Stored records:
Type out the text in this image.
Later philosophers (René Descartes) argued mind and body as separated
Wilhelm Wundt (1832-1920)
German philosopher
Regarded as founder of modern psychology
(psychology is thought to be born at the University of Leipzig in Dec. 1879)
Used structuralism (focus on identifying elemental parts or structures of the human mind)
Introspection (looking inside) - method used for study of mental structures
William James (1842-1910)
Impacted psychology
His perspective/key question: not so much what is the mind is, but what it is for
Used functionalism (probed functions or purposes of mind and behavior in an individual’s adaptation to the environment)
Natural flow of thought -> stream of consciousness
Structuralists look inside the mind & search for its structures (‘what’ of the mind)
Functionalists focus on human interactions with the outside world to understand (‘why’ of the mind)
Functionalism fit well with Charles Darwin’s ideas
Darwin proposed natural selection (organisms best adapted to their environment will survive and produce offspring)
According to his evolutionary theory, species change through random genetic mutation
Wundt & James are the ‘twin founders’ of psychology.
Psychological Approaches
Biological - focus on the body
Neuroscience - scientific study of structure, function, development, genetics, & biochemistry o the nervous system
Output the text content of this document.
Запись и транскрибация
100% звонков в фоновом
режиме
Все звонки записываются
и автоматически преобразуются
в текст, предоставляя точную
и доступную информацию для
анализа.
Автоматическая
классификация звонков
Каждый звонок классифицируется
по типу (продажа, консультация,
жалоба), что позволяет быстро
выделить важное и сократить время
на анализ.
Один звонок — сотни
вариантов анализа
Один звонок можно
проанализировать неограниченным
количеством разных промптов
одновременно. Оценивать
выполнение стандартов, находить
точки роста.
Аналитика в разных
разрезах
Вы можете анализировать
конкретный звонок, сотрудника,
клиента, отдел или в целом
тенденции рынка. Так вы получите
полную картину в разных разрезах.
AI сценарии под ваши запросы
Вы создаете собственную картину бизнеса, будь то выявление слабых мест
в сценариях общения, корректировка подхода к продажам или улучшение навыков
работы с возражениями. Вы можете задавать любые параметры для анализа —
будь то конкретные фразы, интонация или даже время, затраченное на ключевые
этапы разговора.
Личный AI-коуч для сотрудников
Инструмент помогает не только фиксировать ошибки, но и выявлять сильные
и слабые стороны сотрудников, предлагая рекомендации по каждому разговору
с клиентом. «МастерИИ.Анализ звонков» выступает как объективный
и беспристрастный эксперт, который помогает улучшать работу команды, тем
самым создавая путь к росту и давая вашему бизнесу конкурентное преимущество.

THE TASK: Find the lines with the string "body" and reproduce them.

RESULT:
Later philosophers (René Descartes) argued mind and body as separated
Biological - focus on the body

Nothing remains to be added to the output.